** Begin **
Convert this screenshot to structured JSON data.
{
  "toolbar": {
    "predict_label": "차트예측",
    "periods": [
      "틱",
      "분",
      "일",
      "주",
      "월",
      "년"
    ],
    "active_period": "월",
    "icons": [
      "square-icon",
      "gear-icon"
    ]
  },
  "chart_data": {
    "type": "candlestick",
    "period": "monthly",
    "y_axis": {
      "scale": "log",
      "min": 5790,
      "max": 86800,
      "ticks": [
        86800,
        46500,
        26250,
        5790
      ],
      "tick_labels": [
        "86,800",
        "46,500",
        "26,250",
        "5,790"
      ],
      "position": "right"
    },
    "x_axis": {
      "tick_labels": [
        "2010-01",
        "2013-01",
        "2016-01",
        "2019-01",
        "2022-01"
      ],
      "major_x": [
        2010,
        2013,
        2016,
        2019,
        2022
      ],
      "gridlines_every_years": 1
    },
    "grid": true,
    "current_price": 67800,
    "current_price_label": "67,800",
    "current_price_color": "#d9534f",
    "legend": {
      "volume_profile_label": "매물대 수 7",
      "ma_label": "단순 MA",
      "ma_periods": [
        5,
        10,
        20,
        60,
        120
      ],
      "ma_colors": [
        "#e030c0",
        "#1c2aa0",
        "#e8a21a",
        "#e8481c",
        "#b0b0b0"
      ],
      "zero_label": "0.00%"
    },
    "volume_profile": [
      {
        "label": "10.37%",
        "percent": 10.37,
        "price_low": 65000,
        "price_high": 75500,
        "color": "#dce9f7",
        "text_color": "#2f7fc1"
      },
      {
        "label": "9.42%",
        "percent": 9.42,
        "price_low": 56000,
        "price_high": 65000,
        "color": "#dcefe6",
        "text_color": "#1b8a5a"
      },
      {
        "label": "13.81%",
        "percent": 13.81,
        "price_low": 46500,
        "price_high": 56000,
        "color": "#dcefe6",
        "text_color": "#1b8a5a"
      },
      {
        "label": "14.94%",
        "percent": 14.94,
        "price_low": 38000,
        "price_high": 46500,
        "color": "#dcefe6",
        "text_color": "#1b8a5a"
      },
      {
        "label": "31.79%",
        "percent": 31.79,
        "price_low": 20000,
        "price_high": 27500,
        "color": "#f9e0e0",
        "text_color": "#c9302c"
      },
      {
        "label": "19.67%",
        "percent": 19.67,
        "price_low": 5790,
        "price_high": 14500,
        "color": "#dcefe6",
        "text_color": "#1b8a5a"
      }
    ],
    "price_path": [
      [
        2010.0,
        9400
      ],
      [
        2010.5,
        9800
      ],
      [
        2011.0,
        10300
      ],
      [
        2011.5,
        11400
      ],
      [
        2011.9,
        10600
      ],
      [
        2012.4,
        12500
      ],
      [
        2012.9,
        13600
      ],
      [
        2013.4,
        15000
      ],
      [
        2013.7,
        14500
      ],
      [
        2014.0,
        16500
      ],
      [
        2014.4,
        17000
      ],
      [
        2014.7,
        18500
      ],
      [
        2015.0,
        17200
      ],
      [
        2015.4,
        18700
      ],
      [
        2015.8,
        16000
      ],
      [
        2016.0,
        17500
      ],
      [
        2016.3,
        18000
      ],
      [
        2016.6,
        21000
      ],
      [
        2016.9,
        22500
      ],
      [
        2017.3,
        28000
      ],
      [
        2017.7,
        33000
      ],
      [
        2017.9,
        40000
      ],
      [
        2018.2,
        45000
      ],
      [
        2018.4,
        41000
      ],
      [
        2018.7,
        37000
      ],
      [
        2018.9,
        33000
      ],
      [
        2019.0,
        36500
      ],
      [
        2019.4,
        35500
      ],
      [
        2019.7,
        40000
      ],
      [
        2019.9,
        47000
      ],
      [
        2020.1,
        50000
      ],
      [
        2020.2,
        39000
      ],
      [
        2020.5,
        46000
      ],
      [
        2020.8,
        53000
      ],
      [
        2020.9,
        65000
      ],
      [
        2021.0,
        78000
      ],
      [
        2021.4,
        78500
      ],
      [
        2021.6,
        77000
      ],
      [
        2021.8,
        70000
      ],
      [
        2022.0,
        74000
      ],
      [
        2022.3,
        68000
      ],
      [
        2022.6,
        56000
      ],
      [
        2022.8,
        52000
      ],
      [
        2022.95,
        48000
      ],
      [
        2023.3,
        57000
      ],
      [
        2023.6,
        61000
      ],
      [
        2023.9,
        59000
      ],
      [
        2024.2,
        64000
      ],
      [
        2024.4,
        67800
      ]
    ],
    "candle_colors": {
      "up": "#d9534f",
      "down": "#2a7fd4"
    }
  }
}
** End **
**EXERCISE**
Write out each line of the data above again, exactly as given.

**RESULT OF THE EXERCISE**
Convert this screenshot to structured JSON data.
{
  "toolbar": {
    "predict_label": "차트예측",
    "periods": [
      "틱",
      "분",
      "일",
      "주",
      "월",
      "년"
    ],
    "active_period": "월",
    "icons": [
      "square-icon",
      "gear-icon"
    ]
  },
  "chart_data": {
    "type": "candlestick",
    "period": "monthly",
    "y_axis": {
      "scale": "log",
      "min": 5790,
      "max": 86800,
      "ticks": [
        86800,
        46500,
        26250,
        5790
      ],
      "tick_labels": [
        "86,800",
        "46,500",
        "26,250",
        "5,790"
      ],
      "position": "right"
    },
    "x_axis": {
      "tick_labels": [
        "2010-01",
        "2013-01",
        "2016-01",
        "2019-01",
        "2022-01"
      ],
      "major_x": [
        2010,
        2013,
        2016,
        2019,
        2022
      ],
      "gridlines_every_years": 1
    },
    "grid": true,
    "current_price": 67800,
    "current_price_label": "67,800",
    "current_price_color": "#d9534f",
    "legend": {
      "volume_profile_label": "매물대 수 7",
      "ma_label": "단순 MA",
      "ma_periods": [
        5,
        10,
        20,
        60,
        120
      ],
      "ma_colors": [
        "#e030c0",
        "#1c2aa0",
        "#e8a21a",
        "#e8481c",
        "#b0b0b0"
      ],
      "zero_label": "0.00%"
    },
    "volume_profile": [
      {
        "label": "10.37%",
        "percent": 10.37,
        "price_low": 65000,
        "price_high": 75500,
        "color": "#dce9f7",
        "text_color": "#2f7fc1"
      },
      {
        "label": "9.42%",
        "percent": 9.42,
        "price_low": 56000,
        "price_high": 65000,
        "color": "#dcefe6",
        "text_color": "#1b8a5a"
      },
      {
        "label": "13.81%",
        "percent": 13.81,
        "price_low": 46500,
        "price_high": 56000,
        "color": "#dcefe6",
        "text_color": "#1b8a5a"
      },
      {
        "label": "14.94%",
        "percent": 14.94,
        "price_low": 38000,
        "price_high": 46500,
        "color": "#dcefe6",
        "text_color": "#1b8a5a"
      },
      {
        "label": "31.79%",
        "percent": 31.79,
        "price_low": 20000,
        "price_high": 27500,
        "color": "#f9e0e0",
        "text_color": "#c9302c"
      },
      {
        "label": "19.67%",
        "percent": 19.67,
        "price_low": 5790,
        "price_high": 14500,
        "color": "#dcefe6",
        "text_color": "#1b8a5a"
      }
    ],
    "price_path": [
      [
        2010.0,
        9400
      ],
      [
        2010.5,
        9800
      ],
      [
        2011.0,
        10300
      ],
      [
        2011.5,
        11400
      ],
      [
        2011.9,
        10600
      ],
      [
        2012.4,
        12500
      ],
      [
        2012.9,
        13600
      ],
      [
        2013.4,
        15000
      ],
      [
        2013.7,
        14500
      ],
      [
        2014.0,
        16500
      ],
      [
        2014.4,
        17000
      ],
      [
        2014.7,
        18500
      ],
      [
        2015.0,
        17200
      ],
      [
        2015.4,
        18700
      ],
      [
        2015.8,
        16000
      ],
      [
        2016.0,
        17500
      ],
      [
        2016.3,
        18000
      ],
      [
        2016.6,
        21000
      ],
      [
        2016.9,
        22500
      ],
      [
        2017.3,
        28000
      ],
      [
        2017.7,
        33000
      ],
      [
        2017.9,
        40000
      ],
      [
        2018.2,
        45000
      ],
      [
        2018.4,
        41000
      ],
      [
        2018.7,
        37000
      ],
      [
        2018.9,
        33000
      ],
      [
        2019.0,
        36500
      ],
      [
        2019.4,
        35500
      ],
      [
        2019.7,
        40000
      ],
      [
        2019.9,
        47000
      ],
      [
        2020.1,
        50000
      ],
      [
        2020.2,
        39000
      ],
      [
        2020.5,
        46000
      ],
      [
        2020.8,
        53000
      ],
      [
        2020.9,
        65000
      ],
      [
        2021.0,
        78000
      ],
      [
        2021.4,
        78500
      ],
      [
        2021.6,
        77000
      ],
      [
        2021.8,
        70000
      ],
      [
        2022.0,
        74000
      ],
      [
        2022.3,
        68000
      ],
      [
        2022.6,
        56000
      ],
      [
        2022.8,
        52000
      ],
      [
        2022.95,
        48000
      ],
      [
        2023.3,
        57000
      ],
      [
        2023.6,
        61000
      ],
      [
        2023.9,
        59000
      ],
      [
        2024.2,
        64000
      ],
      [
        2024.4,
        67800
      ]
    ],
    "candle_colors": {
      "up": "#d9534f",
      "down": "#2a7fd4"
    }
  }
}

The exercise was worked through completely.